#### What you will do
Copy every line of the following data that includes the string "houses".

#### Records to process
- - - - -

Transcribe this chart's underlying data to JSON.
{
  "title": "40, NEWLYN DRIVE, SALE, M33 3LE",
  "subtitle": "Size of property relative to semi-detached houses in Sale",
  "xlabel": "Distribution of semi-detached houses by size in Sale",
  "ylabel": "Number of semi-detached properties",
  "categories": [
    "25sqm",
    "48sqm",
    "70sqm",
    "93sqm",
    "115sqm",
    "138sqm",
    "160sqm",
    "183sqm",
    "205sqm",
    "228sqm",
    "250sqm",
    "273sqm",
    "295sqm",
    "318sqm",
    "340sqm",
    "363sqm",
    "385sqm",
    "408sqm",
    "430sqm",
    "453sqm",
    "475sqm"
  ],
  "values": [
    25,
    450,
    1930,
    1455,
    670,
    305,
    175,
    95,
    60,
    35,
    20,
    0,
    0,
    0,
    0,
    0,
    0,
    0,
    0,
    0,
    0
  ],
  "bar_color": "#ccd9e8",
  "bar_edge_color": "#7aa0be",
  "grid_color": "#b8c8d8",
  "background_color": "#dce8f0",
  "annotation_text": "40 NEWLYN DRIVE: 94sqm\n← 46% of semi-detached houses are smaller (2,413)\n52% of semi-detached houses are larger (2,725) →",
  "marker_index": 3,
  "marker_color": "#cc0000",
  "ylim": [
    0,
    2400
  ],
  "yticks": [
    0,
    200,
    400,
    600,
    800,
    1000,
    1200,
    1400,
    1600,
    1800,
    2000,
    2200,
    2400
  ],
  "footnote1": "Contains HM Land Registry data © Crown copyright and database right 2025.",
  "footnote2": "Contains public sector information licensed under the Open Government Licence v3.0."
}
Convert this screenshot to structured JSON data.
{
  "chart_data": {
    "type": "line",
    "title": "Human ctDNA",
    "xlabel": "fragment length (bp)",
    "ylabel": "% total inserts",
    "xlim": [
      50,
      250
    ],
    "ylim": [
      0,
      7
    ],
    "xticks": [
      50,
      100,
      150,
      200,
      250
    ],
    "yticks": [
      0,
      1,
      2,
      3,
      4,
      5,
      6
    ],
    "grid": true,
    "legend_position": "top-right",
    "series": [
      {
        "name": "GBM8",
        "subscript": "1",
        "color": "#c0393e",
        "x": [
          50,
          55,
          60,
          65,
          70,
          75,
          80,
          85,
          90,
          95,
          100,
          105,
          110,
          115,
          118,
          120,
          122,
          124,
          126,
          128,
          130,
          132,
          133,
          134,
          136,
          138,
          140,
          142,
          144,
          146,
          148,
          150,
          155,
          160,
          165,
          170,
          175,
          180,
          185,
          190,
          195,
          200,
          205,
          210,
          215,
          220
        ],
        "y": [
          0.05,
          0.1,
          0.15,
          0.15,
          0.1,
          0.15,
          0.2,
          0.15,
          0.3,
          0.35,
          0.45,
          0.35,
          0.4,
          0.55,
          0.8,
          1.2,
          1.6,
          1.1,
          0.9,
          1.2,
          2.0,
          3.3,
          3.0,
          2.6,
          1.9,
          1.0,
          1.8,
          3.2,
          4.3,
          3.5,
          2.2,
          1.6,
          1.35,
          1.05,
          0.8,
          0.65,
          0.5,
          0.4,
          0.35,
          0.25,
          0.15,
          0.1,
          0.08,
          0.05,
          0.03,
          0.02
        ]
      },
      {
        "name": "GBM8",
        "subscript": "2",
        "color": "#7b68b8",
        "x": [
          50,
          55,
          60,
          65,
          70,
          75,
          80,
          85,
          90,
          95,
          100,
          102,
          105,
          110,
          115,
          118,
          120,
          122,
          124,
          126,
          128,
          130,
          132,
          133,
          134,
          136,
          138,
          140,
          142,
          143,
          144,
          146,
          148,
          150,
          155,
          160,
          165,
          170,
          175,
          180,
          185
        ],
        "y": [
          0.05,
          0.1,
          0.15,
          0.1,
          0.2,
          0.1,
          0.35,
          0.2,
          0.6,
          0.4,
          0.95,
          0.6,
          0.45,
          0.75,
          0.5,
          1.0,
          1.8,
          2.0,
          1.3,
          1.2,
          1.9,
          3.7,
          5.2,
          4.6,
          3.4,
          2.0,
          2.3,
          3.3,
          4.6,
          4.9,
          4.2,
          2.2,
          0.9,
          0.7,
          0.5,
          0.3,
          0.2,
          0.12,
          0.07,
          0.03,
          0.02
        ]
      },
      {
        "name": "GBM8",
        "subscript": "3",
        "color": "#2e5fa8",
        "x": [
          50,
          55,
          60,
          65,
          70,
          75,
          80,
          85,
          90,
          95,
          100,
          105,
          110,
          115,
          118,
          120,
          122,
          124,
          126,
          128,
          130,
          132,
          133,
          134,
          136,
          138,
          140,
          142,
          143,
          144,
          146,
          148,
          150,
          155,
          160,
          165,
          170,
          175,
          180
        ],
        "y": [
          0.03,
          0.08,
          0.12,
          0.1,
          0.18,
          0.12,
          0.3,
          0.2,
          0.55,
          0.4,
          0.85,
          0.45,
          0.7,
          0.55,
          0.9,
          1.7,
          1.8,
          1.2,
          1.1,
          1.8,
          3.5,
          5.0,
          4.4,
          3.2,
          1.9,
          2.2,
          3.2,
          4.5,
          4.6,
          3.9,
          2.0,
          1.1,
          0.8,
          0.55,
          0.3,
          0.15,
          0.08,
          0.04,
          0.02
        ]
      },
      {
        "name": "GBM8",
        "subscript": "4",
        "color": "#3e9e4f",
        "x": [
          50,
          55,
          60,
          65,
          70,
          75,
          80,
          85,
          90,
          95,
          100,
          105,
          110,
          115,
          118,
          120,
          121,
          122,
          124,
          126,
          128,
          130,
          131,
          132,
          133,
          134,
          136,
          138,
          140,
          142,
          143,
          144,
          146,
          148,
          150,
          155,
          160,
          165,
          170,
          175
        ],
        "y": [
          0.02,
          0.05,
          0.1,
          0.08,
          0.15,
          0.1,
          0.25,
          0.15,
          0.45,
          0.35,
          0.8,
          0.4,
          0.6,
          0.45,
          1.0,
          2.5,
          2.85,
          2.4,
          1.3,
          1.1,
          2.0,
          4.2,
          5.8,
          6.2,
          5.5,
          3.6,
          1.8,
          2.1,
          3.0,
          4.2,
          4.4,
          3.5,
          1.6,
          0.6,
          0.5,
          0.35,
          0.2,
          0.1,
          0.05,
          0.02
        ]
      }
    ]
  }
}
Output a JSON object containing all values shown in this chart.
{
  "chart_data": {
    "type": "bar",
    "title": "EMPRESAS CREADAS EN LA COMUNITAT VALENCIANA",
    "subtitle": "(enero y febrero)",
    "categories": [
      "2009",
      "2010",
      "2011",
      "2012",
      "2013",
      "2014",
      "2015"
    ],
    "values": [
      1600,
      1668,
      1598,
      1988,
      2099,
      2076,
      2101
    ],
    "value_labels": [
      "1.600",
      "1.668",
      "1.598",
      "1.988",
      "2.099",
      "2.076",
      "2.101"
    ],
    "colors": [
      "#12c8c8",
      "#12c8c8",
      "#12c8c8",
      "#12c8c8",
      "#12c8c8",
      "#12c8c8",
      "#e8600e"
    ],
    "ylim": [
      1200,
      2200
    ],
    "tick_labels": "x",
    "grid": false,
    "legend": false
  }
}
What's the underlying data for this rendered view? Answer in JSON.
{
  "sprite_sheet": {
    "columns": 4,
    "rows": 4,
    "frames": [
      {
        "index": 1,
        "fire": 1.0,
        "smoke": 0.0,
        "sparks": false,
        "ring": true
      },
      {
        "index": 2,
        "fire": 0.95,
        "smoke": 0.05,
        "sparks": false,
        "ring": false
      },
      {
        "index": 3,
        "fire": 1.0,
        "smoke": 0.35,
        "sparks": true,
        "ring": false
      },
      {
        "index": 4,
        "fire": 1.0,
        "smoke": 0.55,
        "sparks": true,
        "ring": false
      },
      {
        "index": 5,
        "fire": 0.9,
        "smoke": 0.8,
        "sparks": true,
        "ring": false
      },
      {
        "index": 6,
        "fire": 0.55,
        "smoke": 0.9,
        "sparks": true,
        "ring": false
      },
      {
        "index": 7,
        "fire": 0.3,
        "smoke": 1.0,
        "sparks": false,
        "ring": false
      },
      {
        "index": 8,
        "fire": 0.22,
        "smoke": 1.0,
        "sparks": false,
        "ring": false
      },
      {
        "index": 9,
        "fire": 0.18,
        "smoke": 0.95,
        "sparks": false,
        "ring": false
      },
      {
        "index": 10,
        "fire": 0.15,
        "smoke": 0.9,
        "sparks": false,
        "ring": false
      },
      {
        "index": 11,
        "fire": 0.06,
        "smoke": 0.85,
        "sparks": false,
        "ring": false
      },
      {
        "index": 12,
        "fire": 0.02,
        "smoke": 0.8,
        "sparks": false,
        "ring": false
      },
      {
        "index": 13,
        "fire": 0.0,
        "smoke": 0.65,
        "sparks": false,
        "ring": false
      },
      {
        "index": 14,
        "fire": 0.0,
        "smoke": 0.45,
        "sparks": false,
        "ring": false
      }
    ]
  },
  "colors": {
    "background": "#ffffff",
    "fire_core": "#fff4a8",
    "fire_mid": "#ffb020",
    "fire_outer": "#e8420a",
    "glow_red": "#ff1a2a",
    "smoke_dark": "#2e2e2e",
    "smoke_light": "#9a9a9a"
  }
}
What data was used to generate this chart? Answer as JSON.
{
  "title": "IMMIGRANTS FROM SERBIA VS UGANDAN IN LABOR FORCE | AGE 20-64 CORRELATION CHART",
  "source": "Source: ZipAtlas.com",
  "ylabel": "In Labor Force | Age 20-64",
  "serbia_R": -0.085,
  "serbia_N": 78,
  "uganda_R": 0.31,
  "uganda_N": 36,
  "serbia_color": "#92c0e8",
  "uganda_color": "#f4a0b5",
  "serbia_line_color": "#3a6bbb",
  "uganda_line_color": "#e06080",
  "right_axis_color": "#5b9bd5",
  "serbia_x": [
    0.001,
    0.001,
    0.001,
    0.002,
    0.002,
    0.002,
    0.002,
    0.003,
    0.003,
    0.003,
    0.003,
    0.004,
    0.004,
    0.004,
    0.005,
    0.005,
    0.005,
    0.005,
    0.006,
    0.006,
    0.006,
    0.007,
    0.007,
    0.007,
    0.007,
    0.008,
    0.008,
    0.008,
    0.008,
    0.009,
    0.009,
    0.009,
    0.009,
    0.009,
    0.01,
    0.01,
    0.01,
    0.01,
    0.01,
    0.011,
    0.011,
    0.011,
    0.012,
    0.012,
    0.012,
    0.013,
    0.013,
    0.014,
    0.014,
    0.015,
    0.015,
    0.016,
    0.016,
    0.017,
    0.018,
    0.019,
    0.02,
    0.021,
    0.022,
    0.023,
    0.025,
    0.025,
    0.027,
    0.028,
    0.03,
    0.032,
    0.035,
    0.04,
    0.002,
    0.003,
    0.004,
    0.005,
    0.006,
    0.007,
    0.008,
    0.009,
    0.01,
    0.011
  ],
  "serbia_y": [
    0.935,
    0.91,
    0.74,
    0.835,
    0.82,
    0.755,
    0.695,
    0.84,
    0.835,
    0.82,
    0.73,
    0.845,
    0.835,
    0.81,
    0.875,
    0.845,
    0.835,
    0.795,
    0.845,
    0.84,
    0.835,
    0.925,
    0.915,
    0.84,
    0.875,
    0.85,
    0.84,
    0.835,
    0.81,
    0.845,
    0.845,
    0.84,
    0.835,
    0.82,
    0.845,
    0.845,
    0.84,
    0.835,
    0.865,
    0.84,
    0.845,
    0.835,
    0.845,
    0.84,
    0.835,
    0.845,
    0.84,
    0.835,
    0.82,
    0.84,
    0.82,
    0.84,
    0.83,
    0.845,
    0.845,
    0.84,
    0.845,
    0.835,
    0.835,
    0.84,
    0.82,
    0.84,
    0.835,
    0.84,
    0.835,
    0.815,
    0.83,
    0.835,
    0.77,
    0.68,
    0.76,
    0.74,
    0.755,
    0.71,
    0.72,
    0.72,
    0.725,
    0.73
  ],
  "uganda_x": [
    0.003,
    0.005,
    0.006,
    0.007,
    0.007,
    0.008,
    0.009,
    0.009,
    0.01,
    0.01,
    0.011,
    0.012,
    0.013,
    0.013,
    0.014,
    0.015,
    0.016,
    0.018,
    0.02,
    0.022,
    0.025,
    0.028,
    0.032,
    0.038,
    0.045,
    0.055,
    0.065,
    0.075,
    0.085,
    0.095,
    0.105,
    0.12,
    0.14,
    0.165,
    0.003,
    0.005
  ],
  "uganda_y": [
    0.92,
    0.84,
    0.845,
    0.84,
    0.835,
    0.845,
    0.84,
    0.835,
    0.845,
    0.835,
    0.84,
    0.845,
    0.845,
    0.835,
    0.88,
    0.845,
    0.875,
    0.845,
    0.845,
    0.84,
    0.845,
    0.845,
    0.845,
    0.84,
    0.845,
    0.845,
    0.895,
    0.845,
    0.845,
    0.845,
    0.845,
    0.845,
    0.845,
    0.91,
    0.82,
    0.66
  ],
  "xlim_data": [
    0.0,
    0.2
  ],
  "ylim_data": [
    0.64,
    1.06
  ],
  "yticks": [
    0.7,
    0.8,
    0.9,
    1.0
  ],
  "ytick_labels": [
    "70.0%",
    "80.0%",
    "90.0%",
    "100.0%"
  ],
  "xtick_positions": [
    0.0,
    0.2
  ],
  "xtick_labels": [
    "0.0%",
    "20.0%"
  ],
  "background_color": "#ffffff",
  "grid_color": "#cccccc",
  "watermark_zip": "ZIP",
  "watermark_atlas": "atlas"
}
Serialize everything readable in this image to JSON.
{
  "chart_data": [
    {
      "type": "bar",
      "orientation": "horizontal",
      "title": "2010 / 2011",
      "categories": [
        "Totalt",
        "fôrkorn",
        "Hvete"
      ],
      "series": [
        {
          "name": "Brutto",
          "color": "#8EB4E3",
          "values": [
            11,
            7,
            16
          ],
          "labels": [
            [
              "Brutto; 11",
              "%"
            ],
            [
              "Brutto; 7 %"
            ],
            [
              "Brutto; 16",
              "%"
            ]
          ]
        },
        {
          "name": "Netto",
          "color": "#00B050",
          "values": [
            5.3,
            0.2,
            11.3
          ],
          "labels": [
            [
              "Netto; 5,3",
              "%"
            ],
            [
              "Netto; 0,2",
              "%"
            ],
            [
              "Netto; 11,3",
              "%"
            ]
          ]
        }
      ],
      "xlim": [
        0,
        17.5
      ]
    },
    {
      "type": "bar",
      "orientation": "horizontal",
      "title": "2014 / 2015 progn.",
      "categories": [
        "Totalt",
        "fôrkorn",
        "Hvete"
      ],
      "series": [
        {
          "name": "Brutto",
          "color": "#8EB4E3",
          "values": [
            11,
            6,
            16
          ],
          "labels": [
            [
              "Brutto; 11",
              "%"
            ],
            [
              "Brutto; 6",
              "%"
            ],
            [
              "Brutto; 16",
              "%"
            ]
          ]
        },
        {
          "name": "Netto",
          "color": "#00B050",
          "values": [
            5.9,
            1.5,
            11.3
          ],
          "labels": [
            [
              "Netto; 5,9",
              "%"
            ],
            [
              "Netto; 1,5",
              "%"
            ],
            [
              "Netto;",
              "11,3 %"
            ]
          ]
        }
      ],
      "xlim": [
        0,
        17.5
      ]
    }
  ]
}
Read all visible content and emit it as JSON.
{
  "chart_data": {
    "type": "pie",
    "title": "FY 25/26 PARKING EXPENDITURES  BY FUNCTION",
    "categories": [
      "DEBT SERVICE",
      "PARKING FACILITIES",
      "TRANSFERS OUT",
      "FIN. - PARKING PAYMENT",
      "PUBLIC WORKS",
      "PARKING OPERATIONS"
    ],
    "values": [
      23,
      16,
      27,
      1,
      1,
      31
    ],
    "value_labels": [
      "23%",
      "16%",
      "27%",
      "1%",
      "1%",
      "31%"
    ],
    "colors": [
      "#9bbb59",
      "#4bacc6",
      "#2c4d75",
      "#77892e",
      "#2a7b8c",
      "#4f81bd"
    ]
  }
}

- - - - -

#### Task output
  "subtitle": "Size of property relative to semi-detached houses in Sale",
  "xlabel": "Distribution of semi-detached houses by size in Sale",
  "annotation_text": "40 NEWLYN DRIVE: 94sqm\n← 46% of semi-detached houses are smaller (2,413)\n52% of semi-detached houses are larger (2,725) →",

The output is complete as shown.